• Your instructions
Copy the data that follows, character for character, minus the pictures.

• Excerpted data
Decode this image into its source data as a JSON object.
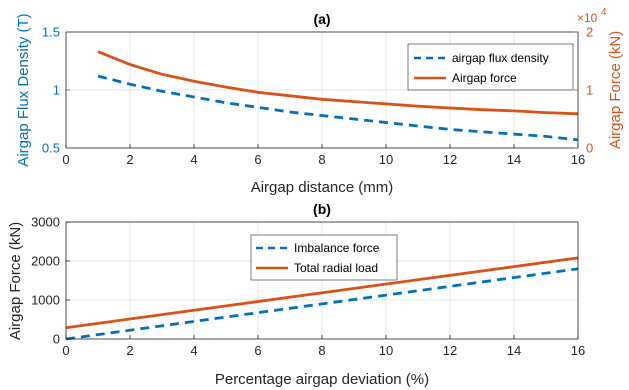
{
  "colors": {
    "blue": "#0072BD",
    "orange": "#D95319",
    "grid": "#e6e6e6",
    "axis": "#262626"
  },
  "chart_data": [
    {
      "type": "line",
      "title": "(a)",
      "xlabel": "Airgap distance (mm)",
      "ylabel_left": "Airgap Flux Density (T)",
      "ylabel_right": "Airgap Force (kN)",
      "right_exponent_base": "×10",
      "right_exponent_power": "4",
      "xlim": [
        0,
        16
      ],
      "ylim_left": [
        0.5,
        1.5
      ],
      "ylim_right": [
        0,
        2
      ],
      "xticks": [
        0,
        2,
        4,
        6,
        8,
        10,
        12,
        14,
        16
      ],
      "yticks_left": [
        0.5,
        1,
        1.5
      ],
      "yticks_right": [
        0,
        1,
        2
      ],
      "grid": true,
      "legend_position": "top-right",
      "x": [
        1,
        2,
        3,
        4,
        5,
        6,
        7,
        8,
        9,
        10,
        11,
        12,
        13,
        14,
        15,
        16
      ],
      "series": [
        {
          "name": "airgap flux density",
          "axis": "left",
          "style": "dashed",
          "color": "#0072BD",
          "values": [
            1.12,
            1.05,
            0.99,
            0.94,
            0.89,
            0.85,
            0.81,
            0.78,
            0.75,
            0.72,
            0.69,
            0.66,
            0.64,
            0.62,
            0.6,
            0.57
          ]
        },
        {
          "name": "Airgap force",
          "axis": "right",
          "style": "solid",
          "color": "#D95319",
          "values": [
            1.66,
            1.44,
            1.27,
            1.15,
            1.05,
            0.96,
            0.9,
            0.84,
            0.8,
            0.76,
            0.72,
            0.69,
            0.66,
            0.64,
            0.61,
            0.59
          ]
        }
      ]
    },
    {
      "type": "line",
      "title": "(b)",
      "xlabel": "Percentage airgap deviation (%)",
      "ylabel": "Airgap Force (kN)",
      "xlim": [
        0,
        16
      ],
      "ylim": [
        0,
        3000
      ],
      "xticks": [
        0,
        2,
        4,
        6,
        8,
        10,
        12,
        14,
        16
      ],
      "yticks": [
        0,
        1000,
        2000,
        3000
      ],
      "grid": true,
      "legend_position": "top-center",
      "x": [
        0,
        16
      ],
      "series": [
        {
          "name": "Imbalance force",
          "style": "dashed",
          "color": "#0072BD",
          "values": [
            0,
            1800
          ]
        },
        {
          "name": "Total radial load",
          "style": "solid",
          "color": "#D95319",
          "values": [
            290,
            2080
          ]
        }
      ]
    }
  ]
}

• Reply to the exercise
Decode this image into its source data as a JSON object.
{
  "colors": {
    "blue": "#0072BD",
    "orange": "#D95319",
    "grid": "#e6e6e6",
    "axis": "#262626"
  },
  "chart_data": [
    {
      "type": "line",
      "title": "(a)",
      "xlabel": "Airgap distance (mm)",
      "ylabel_left": "Airgap Flux Density (T)",
      "ylabel_right": "Airgap Force (kN)",
      "right_exponent_base": "×10",
      "right_exponent_power": "4",
      "xlim": [
        0,
        16
      ],
      "ylim_left": [
        0.5,
        1.5
      ],
      "ylim_right": [
        0,
        2
      ],
      "xticks": [
        0,
        2,
        4,
        6,
        8,
        10,
        12,
        14,
        16
      ],
      "yticks_left": [
        0.5,
        1,
        1.5
      ],
      "yticks_right": [
        0,
        1,
        2
      ],
      "grid": true,
      "legend_position": "top-right",
      "x": [
        1,
        2,
        3,
        4,
        5,
        6,
        7,
        8,
        9,
        10,
        11,
        12,
        13,
        14,
        15,
        16
      ],
      "series": [
        {
          "name": "airgap flux density",
          "axis": "left",
          "style": "dashed",
          "color": "#0072BD",
          "values": [
            1.12,
            1.05,
            0.99,
            0.94,
            0.89,
            0.85,
            0.81,
            0.78,
            0.75,
            0.72,
            0.69,
            0.66,
            0.64,
            0.62,
            0.6,
            0.57
          ]
        },
        {
          "name": "Airgap force",
          "axis": "right",
          "style": "solid",
          "color": "#D95319",
          "values": [
            1.66,
            1.44,
            1.27,
            1.15,
            1.05,
            0.96,
            0.9,
            0.84,
            0.8,
            0.76,
            0.72,
            0.69,
            0.66,
            0.64,
            0.61,
            0.59
          ]
        }
      ]
    },
    {
      "type": "line",
      "title": "(b)",
      "xlabel": "Percentage airgap deviation (%)",
      "ylabel": "Airgap Force (kN)",
      "xlim": [
        0,
        16
      ],
      "ylim": [
        0,
        3000
      ],
      "xticks": [
        0,
        2,
        4,
        6,
        8,
        10,
        12,
        14,
        16
      ],
      "yticks": [
        0,
        1000,
        2000,
        3000
      ],
      "grid": true,
      "legend_position": "top-center",
      "x": [
        0,
        16
      ],
      "series": [
        {
          "name": "Imbalance force",
          "style": "dashed",
          "color": "#0072BD",
          "values": [
            0,
            1800
          ]
        },
        {
          "name": "Total radial load",
          "style": "solid",
          "color": "#D95319",
          "values": [
            290,
            2080
          ]
        }
      ]
    }
  ]
}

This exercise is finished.